Requirements: Show each line that has the string "把本贴活动分享到" in it.

Supplied information:
*****

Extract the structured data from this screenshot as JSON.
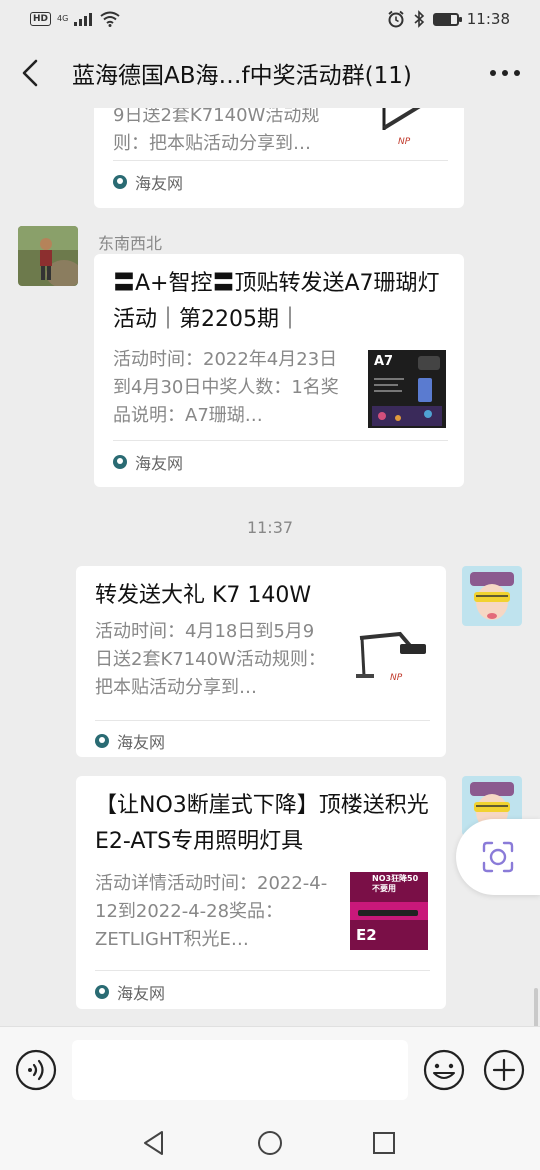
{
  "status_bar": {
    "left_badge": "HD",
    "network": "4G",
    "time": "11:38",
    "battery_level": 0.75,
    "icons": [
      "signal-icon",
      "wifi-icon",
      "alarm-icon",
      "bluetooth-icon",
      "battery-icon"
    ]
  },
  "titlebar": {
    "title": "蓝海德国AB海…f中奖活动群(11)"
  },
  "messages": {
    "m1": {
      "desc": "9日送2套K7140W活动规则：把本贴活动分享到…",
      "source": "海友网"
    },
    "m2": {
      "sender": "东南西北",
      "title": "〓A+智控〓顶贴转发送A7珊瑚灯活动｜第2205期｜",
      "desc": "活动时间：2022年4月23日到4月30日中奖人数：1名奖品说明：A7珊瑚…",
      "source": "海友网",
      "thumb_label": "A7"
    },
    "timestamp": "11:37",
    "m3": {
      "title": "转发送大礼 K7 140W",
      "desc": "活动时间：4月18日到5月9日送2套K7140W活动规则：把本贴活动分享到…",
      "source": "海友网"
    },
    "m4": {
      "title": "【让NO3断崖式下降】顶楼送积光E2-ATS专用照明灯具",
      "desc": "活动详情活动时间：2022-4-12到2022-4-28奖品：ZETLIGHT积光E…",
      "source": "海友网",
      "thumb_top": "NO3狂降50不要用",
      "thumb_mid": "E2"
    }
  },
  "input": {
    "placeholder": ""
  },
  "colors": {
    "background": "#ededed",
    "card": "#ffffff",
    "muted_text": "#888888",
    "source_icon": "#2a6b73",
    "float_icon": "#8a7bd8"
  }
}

*****

Written reply:
      "desc": "9日送2套K7140W活动规则：把本贴活动分享到…",
      "desc": "活动时间：4月18日到5月9日送2套K7140W活动规则：把本贴活动分享到…",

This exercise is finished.